-- BEGIN --

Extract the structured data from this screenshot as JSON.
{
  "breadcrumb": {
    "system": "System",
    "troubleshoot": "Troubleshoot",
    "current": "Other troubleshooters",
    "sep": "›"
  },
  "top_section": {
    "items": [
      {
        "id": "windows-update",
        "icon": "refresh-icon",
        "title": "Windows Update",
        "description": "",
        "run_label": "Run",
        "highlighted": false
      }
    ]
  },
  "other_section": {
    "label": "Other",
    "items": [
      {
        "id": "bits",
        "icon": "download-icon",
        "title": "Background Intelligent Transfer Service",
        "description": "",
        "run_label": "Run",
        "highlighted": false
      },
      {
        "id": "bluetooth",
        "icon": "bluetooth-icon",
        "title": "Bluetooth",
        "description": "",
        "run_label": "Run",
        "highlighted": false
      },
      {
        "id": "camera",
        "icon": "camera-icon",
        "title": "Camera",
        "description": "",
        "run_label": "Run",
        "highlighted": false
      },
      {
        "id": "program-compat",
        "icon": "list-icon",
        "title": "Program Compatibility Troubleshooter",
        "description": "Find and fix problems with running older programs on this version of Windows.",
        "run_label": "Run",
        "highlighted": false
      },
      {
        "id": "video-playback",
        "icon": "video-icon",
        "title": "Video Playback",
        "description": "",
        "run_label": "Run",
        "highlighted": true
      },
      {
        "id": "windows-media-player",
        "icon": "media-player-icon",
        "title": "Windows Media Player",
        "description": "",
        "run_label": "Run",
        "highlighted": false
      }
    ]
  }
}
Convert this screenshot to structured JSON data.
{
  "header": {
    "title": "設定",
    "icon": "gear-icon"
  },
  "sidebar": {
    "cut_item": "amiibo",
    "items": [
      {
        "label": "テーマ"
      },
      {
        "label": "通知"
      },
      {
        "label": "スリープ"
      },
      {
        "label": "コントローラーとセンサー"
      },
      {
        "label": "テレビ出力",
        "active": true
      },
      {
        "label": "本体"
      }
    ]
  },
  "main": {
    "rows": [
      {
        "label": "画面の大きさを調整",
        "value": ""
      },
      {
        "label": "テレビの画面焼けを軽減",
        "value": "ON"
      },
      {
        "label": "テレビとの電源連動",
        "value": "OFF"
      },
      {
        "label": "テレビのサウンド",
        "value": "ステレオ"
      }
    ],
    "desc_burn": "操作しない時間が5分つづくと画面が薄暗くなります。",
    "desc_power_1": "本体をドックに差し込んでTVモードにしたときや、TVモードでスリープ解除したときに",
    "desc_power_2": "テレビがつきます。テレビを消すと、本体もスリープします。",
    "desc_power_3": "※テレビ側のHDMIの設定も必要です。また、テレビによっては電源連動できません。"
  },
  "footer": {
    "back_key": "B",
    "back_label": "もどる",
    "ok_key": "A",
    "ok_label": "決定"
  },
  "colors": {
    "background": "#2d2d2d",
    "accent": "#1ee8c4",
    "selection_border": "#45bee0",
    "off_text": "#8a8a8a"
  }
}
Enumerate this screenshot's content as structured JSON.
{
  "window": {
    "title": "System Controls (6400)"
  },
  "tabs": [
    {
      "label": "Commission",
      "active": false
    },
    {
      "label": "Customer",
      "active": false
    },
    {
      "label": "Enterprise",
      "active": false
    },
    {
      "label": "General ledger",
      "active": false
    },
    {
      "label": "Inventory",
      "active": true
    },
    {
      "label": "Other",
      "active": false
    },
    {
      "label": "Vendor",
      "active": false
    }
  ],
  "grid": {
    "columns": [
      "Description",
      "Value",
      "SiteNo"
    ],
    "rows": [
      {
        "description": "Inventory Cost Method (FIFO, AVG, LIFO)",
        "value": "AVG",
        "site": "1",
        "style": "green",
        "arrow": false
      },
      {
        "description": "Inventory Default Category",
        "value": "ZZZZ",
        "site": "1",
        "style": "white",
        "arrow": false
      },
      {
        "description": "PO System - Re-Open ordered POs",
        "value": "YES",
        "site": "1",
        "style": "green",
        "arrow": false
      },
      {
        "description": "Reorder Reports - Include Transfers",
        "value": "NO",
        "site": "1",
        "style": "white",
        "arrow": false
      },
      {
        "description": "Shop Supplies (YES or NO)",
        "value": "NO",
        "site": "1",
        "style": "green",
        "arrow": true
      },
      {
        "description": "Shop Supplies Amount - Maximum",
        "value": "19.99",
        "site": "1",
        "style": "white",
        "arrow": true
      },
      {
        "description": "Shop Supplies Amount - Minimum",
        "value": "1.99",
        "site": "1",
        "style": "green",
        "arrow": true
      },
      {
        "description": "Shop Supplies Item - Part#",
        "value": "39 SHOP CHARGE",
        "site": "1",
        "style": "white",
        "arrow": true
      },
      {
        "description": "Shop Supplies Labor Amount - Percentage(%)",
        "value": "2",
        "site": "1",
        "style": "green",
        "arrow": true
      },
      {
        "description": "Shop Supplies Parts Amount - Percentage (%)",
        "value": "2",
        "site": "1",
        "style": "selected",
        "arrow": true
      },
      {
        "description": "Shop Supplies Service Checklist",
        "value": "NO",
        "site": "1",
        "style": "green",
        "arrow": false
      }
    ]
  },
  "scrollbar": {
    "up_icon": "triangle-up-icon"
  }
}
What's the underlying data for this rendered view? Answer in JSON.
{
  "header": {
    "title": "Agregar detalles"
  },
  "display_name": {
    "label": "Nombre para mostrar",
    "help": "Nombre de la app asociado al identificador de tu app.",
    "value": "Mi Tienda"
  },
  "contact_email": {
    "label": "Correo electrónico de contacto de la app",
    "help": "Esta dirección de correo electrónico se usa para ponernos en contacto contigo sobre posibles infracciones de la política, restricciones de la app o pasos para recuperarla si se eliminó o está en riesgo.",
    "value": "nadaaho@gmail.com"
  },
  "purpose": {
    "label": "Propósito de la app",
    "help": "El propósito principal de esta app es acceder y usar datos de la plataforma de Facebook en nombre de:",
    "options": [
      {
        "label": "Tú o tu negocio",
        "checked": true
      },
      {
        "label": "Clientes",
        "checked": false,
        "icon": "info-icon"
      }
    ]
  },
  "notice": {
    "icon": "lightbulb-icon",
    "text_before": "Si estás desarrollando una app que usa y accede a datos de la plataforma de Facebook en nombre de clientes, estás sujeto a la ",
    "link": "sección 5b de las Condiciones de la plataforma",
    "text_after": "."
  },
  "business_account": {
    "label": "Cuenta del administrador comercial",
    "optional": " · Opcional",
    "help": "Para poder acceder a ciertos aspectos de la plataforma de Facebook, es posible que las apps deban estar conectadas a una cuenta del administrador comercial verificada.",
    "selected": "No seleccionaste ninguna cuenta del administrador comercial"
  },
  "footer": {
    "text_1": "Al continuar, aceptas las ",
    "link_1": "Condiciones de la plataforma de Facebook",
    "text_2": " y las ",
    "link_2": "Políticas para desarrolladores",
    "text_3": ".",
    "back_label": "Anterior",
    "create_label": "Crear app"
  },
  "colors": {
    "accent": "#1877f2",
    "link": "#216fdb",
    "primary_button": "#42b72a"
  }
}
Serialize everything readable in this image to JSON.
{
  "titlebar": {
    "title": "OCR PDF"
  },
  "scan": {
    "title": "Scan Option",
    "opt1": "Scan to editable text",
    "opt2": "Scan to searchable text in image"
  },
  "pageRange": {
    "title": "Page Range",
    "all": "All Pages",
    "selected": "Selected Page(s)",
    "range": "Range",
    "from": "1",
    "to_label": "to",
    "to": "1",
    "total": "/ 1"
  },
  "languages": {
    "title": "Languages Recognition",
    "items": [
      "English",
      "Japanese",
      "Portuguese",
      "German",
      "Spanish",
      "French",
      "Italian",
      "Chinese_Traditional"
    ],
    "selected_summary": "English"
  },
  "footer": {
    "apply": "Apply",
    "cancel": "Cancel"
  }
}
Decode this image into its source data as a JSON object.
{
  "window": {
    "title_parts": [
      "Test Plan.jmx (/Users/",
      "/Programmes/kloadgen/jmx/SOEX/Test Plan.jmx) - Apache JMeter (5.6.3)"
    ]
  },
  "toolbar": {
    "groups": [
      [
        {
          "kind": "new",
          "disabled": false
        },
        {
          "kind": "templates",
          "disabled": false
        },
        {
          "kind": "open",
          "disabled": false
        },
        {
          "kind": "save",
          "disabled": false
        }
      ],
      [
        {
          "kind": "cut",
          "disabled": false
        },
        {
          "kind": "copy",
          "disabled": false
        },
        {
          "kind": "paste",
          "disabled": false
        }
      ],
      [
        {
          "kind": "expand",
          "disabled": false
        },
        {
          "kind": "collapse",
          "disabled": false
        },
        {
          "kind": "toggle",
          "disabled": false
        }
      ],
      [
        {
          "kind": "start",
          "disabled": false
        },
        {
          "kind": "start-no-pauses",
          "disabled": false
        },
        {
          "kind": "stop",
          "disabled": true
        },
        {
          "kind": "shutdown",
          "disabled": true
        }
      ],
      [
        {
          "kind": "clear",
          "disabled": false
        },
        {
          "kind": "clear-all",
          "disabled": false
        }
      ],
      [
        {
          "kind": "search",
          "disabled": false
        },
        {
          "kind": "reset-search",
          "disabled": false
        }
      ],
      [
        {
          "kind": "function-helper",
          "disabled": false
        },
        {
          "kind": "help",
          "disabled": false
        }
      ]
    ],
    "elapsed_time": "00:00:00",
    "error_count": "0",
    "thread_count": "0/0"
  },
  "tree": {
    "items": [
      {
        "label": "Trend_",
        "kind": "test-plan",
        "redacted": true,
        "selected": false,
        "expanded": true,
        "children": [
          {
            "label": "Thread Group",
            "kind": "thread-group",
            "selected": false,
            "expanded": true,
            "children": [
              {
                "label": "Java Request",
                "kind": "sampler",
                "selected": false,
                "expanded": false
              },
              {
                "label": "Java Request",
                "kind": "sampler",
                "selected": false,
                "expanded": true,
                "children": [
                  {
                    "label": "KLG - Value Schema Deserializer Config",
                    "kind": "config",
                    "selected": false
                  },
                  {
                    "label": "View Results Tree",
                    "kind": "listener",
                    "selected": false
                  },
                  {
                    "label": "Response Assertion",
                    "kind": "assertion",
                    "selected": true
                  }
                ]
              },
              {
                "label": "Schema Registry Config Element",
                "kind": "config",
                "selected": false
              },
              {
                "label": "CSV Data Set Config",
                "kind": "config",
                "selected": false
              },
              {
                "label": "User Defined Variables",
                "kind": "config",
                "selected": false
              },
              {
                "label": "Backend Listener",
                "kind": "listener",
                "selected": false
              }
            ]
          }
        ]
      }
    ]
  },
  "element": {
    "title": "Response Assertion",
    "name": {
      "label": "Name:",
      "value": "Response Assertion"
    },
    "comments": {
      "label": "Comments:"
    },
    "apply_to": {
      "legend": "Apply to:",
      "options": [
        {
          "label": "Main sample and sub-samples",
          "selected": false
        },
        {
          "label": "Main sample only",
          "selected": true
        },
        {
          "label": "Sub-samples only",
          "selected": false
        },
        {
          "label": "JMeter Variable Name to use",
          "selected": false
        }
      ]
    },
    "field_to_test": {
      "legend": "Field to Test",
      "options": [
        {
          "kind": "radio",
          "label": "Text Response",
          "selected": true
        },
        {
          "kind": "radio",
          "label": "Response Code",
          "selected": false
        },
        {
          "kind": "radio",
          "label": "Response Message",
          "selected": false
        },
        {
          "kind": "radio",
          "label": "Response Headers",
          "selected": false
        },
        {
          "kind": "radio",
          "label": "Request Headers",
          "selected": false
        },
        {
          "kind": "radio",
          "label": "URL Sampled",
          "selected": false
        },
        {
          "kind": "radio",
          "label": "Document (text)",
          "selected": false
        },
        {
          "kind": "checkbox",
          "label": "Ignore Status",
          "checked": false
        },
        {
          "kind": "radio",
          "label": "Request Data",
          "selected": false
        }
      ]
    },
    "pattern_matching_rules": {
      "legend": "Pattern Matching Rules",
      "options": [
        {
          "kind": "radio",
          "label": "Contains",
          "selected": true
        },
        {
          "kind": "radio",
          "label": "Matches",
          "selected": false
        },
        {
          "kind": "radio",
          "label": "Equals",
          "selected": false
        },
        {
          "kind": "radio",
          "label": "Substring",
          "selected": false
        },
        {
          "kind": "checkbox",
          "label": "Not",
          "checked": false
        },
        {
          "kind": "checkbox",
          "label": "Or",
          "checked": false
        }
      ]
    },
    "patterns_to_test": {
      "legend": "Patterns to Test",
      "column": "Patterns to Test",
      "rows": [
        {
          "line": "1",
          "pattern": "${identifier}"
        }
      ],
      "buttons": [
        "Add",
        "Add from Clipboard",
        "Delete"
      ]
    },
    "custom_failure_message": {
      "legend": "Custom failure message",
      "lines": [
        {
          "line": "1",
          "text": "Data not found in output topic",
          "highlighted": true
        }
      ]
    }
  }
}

-- END --

Instructions for the task: Write out every line of the listing that holds the word "Facebook".

Written answer:
    "help": "El propósito principal de esta app es acceder y usar datos de la plataforma de Facebook en nombre de:",
    "text_before": "Si estás desarrollando una app que usa y accede a datos de la plataforma de Facebook en nombre de clientes, estás sujeto a la ",
    "help": "Para poder acceder a ciertos aspectos de la plataforma de Facebook, es posible que las apps deban estar conectadas a una cuenta del administrador comercial verificada.",
    "link_1": "Condiciones de la plataforma de Facebook",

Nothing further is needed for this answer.